• _Exercise details_: Express each of the following lines as one string in a JSON list, skipping any blank lines.

::::::::

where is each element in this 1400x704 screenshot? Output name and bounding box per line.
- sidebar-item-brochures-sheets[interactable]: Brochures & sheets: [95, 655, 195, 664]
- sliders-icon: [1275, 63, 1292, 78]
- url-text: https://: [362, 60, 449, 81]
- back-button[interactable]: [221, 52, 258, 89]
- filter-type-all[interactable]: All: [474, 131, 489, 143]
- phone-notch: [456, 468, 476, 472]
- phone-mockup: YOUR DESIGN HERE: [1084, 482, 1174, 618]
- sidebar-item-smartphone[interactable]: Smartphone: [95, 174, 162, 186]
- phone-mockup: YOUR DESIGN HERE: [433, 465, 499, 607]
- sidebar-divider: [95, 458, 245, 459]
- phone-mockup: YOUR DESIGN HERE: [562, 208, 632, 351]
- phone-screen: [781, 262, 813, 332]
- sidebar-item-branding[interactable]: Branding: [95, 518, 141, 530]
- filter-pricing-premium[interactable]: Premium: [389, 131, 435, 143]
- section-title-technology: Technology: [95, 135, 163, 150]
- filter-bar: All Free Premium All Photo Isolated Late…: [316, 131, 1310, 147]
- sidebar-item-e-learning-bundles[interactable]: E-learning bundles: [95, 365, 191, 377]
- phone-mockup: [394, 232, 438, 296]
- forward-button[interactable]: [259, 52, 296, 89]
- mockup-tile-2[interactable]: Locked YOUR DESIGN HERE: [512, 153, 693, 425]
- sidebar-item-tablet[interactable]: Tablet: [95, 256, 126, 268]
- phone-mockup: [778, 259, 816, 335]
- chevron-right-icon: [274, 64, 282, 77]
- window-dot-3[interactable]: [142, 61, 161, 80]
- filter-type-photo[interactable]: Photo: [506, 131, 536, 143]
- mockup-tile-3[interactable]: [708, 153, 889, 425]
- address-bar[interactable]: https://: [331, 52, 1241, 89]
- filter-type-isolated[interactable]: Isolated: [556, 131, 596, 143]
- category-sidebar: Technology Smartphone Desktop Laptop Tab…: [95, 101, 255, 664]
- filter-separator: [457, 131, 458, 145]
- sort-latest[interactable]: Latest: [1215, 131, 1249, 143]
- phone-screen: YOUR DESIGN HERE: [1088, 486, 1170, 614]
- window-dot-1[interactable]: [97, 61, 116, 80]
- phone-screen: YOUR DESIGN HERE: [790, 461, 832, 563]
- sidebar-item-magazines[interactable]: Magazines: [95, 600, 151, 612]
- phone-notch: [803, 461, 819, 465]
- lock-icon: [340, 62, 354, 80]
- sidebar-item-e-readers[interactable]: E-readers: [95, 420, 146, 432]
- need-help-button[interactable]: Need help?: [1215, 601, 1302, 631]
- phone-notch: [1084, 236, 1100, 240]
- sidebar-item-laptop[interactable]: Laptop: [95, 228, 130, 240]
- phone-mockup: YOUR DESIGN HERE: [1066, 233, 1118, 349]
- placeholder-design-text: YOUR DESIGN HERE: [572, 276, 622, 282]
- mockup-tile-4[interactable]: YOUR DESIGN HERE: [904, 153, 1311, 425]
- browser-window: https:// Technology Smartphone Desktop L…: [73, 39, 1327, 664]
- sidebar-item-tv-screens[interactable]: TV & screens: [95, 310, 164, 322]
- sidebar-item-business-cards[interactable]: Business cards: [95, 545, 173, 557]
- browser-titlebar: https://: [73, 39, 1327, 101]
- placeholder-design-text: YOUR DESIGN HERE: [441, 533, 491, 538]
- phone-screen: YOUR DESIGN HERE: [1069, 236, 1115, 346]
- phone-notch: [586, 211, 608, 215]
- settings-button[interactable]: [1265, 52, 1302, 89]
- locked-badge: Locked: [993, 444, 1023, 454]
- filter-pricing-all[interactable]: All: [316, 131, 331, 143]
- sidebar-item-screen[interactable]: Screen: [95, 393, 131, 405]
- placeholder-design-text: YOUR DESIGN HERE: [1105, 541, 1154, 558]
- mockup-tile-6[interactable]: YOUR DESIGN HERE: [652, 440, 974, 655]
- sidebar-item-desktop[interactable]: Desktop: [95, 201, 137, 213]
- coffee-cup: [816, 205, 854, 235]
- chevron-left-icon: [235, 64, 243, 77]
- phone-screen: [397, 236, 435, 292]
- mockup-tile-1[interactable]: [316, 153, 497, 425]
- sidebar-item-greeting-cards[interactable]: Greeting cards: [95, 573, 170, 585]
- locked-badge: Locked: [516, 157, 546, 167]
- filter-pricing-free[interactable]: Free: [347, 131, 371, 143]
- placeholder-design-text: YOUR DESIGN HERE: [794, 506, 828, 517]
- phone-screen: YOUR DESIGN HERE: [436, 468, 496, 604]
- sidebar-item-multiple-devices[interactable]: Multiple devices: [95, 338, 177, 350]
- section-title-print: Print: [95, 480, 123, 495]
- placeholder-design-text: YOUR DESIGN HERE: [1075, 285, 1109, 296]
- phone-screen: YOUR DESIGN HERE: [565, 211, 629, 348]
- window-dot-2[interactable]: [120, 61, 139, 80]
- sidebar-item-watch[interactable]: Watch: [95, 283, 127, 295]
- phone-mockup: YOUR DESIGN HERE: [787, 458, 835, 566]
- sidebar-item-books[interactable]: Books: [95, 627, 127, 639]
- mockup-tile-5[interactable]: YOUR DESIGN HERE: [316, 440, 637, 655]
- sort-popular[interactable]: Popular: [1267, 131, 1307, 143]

::::::::

• _Complete response_:
[
  "where is each element in this 1400x704 screenshot? Output name and bounding box per line.",
  "- sidebar-item-brochures-sheets[interactable]: Brochures & sheets: [95, 655, 195, 664]",
  "- sliders-icon: [1275, 63, 1292, 78]",
  "- url-text: https://: [362, 60, 449, 81]",
  "- back-button[interactable]: [221, 52, 258, 89]",
  "- filter-type-all[interactable]: All: [474, 131, 489, 143]",
  "- phone-notch: [456, 468, 476, 472]",
  "- phone-mockup: YOUR DESIGN HERE: [1084, 482, 1174, 618]",
  "- sidebar-item-smartphone[interactable]: Smartphone: [95, 174, 162, 186]",
  "- phone-mockup: YOUR DESIGN HERE: [433, 465, 499, 607]",
  "- sidebar-divider: [95, 458, 245, 459]",
  "- phone-mockup: YOUR DESIGN HERE: [562, 208, 632, 351]",
  "- phone-screen: [781, 262, 813, 332]",
  "- sidebar-item-branding[interactable]: Branding: [95, 518, 141, 530]",
  "- filter-pricing-premium[interactable]: Premium: [389, 131, 435, 143]",
  "- section-title-technology: Technology: [95, 135, 163, 150]",
  "- filter-bar: All Free Premium All Photo Isolated Late…: [316, 131, 1310, 147]",
  "- sidebar-item-e-learning-bundles[interactable]: E-learning bundles: [95, 365, 191, 377]",
  "- phone-mockup: [394, 232, 438, 296]",
  "- forward-button[interactable]: [259, 52, 296, 89]",
  "- mockup-tile-2[interactable]: Locked YOUR DESIGN HERE: [512, 153, 693, 425]",
  "- sidebar-item-tablet[interactable]: Tablet: [95, 256, 126, 268]",
  "- phone-mockup: [778, 259, 816, 335]",
  "- chevron-right-icon: [274, 64, 282, 77]",
  "- window-dot-3[interactable]: [142, 61, 161, 80]",
  "- filter-type-photo[interactable]: Photo: [506, 131, 536, 143]",
  "- mockup-tile-3[interactable]: [708, 153, 889, 425]",
  "- address-bar[interactable]: https://: [331, 52, 1241, 89]",
  "- filter-type-isolated[interactable]: Isolated: [556, 131, 596, 143]",
  "- category-sidebar: Technology Smartphone Desktop Laptop Tab…: [95, 101, 255, 664]",
  "- filter-separator: [457, 131, 458, 145]",
  "- sort-latest[interactable]: Latest: [1215, 131, 1249, 143]",
  "- phone-screen: YOUR DESIGN HERE: [1088, 486, 1170, 614]",
  "- window-dot-1[interactable]: [97, 61, 116, 80]",
  "- phone-screen: YOUR DESIGN HERE: [790, 461, 832, 563]",
  "- sidebar-item-magazines[interactable]: Magazines: [95, 600, 151, 612]",
  "- phone-notch: [803, 461, 819, 465]",
  "- lock-icon: [340, 62, 354, 80]",
  "- sidebar-item-e-readers[interactable]: E-readers: [95, 420, 146, 432]",
  "- need-help-button[interactable]: Need help?: [1215, 601, 1302, 631]",
  "- phone-notch: [1084, 236, 1100, 240]",
  "- sidebar-item-laptop[interactable]: Laptop: [95, 228, 130, 240]",
  "- phone-mockup: YOUR DESIGN HERE: [1066, 233, 1118, 349]",
  "- placeholder-design-text: YOUR DESIGN HERE: [572, 276, 622, 282]",
  "- mockup-tile-4[interactable]: YOUR DESIGN HERE: [904, 153, 1311, 425]",
  "- browser-window: https:// Technology Smartphone Desktop L…: [73, 39, 1327, 664]",
  "- sidebar-item-tv-screens[interactable]: TV & screens: [95, 310, 164, 322]",
  "- sidebar-item-business-cards[interactable]: Business cards: [95, 545, 173, 557]",
  "- browser-titlebar: https://: [73, 39, 1327, 101]",
  "- placeholder-design-text: YOUR DESIGN HERE: [441, 533, 491, 538]",
  "- phone-screen: YOUR DESIGN HERE: [1069, 236, 1115, 346]",
  "- phone-notch: [586, 211, 608, 215]",
  "- settings-button[interactable]: [1265, 52, 1302, 89]",
  "- locked-badge: Locked: [993, 444, 1023, 454]",
  "- filter-pricing-all[interactable]: All: [316, 131, 331, 143]",
  "- sidebar-item-screen[interactable]: Screen: [95, 393, 131, 405]",
  "- placeholder-design-text: YOUR DESIGN HERE: [1105, 541, 1154, 558]",
  "- mockup-tile-6[interactable]: YOUR DESIGN HERE: [652, 440, 974, 655]",
  "- sidebar-item-desktop[interactable]: Desktop: [95, 201, 137, 213]",
  "- coffee-cup: [816, 205, 854, 235]",
  "- chevron-left-icon: [235, 64, 243, 77]",
  "- phone-screen: [397, 236, 435, 292]",
  "- mockup-tile-1[interactable]: [316, 153, 497, 425]",
  "- sidebar-item-greeting-cards[interactable]: Greeting cards: [95, 573, 170, 585]",
  "- locked-badge: Locked: [516, 157, 546, 167]",
  "- filter-pricing-free[interactable]: Free: [347, 131, 371, 143]",
  "- placeholder-design-text: YOUR DESIGN HERE: [794, 506, 828, 517]",
  "- phone-screen: YOUR DESIGN HERE: [436, 468, 496, 604]",
  "- sidebar-item-multiple-devices[interactable]: Multiple devices: [95, 338, 177, 350]",
  "- section-title-print: Print: [95, 480, 123, 495]",
  "- placeholder-design-text: YOUR DESIGN HERE: [1075, 285, 1109, 296]",
  "- phone-screen: YOUR DESIGN HERE: [565, 211, 629, 348]",
  "- window-dot-2[interactable]: [120, 61, 139, 80]",
  "- sidebar-item-watch[interactable]: Watch: [95, 283, 127, 295]",
  "- phone-mockup: YOUR DESIGN HERE: [787, 458, 835, 566]",
  "- sidebar-item-books[interactable]: Books: [95, 627, 127, 639]",
  "- mockup-tile-5[interactable]: YOUR DESIGN HERE: [316, 440, 637, 655]",
  "- sort-popular[interactable]: Popular: [1267, 131, 1307, 143]"
]